CHALLENGE: Extract the entries in their exact form.

MATERIAL FOR THIS EXERCISE:
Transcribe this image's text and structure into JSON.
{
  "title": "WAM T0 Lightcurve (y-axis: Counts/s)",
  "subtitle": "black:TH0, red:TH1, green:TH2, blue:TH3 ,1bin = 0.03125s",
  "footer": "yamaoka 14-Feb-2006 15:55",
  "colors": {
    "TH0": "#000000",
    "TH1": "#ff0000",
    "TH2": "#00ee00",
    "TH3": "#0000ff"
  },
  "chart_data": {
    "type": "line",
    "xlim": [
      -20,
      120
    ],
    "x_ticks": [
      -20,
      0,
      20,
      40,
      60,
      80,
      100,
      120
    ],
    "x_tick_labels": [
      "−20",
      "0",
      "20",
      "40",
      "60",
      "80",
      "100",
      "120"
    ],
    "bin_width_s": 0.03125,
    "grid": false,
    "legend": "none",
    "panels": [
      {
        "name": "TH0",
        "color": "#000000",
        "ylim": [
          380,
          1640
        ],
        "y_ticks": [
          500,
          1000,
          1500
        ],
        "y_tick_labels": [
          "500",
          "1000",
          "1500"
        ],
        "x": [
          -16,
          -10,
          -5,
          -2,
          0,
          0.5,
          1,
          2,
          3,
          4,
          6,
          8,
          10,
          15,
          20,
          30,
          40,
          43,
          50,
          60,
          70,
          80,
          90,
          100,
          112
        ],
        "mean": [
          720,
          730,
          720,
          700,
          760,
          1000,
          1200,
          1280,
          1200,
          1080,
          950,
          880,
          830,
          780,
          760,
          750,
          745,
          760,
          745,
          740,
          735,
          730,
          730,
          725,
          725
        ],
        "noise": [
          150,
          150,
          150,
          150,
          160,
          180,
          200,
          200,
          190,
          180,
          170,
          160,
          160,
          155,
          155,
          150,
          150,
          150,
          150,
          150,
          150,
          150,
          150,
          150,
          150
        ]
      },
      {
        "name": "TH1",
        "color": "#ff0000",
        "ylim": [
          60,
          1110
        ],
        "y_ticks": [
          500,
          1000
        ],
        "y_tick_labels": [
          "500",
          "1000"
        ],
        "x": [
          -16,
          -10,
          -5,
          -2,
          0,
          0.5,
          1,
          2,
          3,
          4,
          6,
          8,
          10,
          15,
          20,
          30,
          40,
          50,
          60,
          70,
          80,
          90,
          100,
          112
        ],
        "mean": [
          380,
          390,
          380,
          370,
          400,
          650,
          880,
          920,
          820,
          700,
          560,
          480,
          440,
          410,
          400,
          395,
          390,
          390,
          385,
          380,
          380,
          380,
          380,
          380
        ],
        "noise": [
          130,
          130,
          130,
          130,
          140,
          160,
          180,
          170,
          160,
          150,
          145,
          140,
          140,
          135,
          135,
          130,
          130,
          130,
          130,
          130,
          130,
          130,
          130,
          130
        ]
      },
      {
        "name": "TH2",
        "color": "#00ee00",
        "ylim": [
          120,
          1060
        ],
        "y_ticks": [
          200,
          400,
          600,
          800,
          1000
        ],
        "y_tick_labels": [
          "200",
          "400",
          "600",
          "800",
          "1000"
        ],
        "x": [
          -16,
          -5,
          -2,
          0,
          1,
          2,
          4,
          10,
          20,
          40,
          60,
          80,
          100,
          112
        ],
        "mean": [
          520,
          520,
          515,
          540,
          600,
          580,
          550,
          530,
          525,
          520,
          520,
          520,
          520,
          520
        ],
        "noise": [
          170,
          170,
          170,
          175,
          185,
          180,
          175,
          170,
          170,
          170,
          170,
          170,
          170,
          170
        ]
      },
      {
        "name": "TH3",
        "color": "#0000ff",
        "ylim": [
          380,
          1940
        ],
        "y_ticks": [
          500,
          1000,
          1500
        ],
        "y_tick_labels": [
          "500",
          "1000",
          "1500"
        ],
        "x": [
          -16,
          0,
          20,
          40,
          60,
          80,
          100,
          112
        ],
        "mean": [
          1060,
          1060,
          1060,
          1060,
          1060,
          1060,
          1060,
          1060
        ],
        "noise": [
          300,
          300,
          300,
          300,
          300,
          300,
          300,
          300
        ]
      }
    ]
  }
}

EXERCISE OUTPUT:
Transcribe this image's text and structure into JSON.
{
  "title": "WAM T0 Lightcurve (y-axis: Counts/s)",
  "subtitle": "black:TH0, red:TH1, green:TH2, blue:TH3 ,1bin = 0.03125s",
  "footer": "yamaoka 14-Feb-2006 15:55",
  "colors": {
    "TH0": "#000000",
    "TH1": "#ff0000",
    "TH2": "#00ee00",
    "TH3": "#0000ff"
  },
  "chart_data": {
    "type": "line",
    "xlim": [
      -20,
      120
    ],
    "x_ticks": [
      -20,
      0,
      20,
      40,
      60,
      80,
      100,
      120
    ],
    "x_tick_labels": [
      "−20",
      "0",
      "20",
      "40",
      "60",
      "80",
      "100",
      "120"
    ],
    "bin_width_s": 0.03125,
    "grid": false,
    "legend": "none",
    "panels": [
      {
        "name": "TH0",
        "color": "#000000",
        "ylim": [
          380,
          1640
        ],
        "y_ticks": [
          500,
          1000,
          1500
        ],
        "y_tick_labels": [
          "500",
          "1000",
          "1500"
        ],
        "x": [
          -16,
          -10,
          -5,
          -2,
          0,
          0.5,
          1,
          2,
          3,
          4,
          6,
          8,
          10,
          15,
          20,
          30,
          40,
          43,
          50,
          60,
          70,
          80,
          90,
          100,
          112
        ],
        "mean": [
          720,
          730,
          720,
          700,
          760,
          1000,
          1200,
          1280,
          1200,
          1080,
          950,
          880,
          830,
          780,
          760,
          750,
          745,
          760,
          745,
          740,
          735,
          730,
          730,
          725,
          725
        ],
        "noise": [
          150,
          150,
          150,
          150,
          160,
          180,
          200,
          200,
          190,
          180,
          170,
          160,
          160,
          155,
          155,
          150,
          150,
          150,
          150,
          150,
          150,
          150,
          150,
          150,
          150
        ]
      },
      {
        "name": "TH1",
        "color": "#ff0000",
        "ylim": [
          60,
          1110
        ],
        "y_ticks": [
          500,
          1000
        ],
        "y_tick_labels": [
          "500",
          "1000"
        ],
        "x": [
          -16,
          -10,
          -5,
          -2,
          0,
          0.5,
          1,
          2,
          3,
          4,
          6,
          8,
          10,
          15,
          20,
          30,
          40,
          50,
          60,
          70,
          80,
          90,
          100,
          112
        ],
        "mean": [
          380,
          390,
          380,
          370,
          400,
          650,
          880,
          920,
          820,
          700,
          560,
          480,
          440,
          410,
          400,
          395,
          390,
          390,
          385,
          380,
          380,
          380,
          380,
          380
        ],
        "noise": [
          130,
          130,
          130,
          130,
          140,
          160,
          180,
          170,
          160,
          150,
          145,
          140,
          140,
          135,
          135,
          130,
          130,
          130,
          130,
          130,
          130,
          130,
          130,
          130
        ]
      },
      {
        "name": "TH2",
        "color": "#00ee00",
        "ylim": [
          120,
          1060
        ],
        "y_ticks": [
          200,
          400,
          600,
          800,
          1000
        ],
        "y_tick_labels": [
          "200",
          "400",
          "600",
          "800",
          "1000"
        ],
        "x": [
          -16,
          -5,
          -2,
          0,
          1,
          2,
          4,
          10,
          20,
          40,
          60,
          80,
          100,
          112
        ],
        "mean": [
          520,
          520,
          515,
          540,
          600,
          580,
          550,
          530,
          525,
          520,
          520,
          520,
          520,
          520
        ],
        "noise": [
          170,
          170,
          170,
          175,
          185,
          180,
          175,
          170,
          170,
          170,
          170,
          170,
          170,
          170
        ]
      },
      {
        "name": "TH3",
        "color": "#0000ff",
        "ylim": [
          380,
          1940
        ],
        "y_ticks": [
          500,
          1000,
          1500
        ],
        "y_tick_labels": [
          "500",
          "1000",
          "1500"
        ],
        "x": [
          -16,
          0,
          20,
          40,
          60,
          80,
          100,
          112
        ],
        "mean": [
          1060,
          1060,
          1060,
          1060,
          1060,
          1060,
          1060,
          1060
        ],
        "noise": [
          300,
          300,
          300,
          300,
          300,
          300,
          300,
          300
        ]
      }
    ]
  }
}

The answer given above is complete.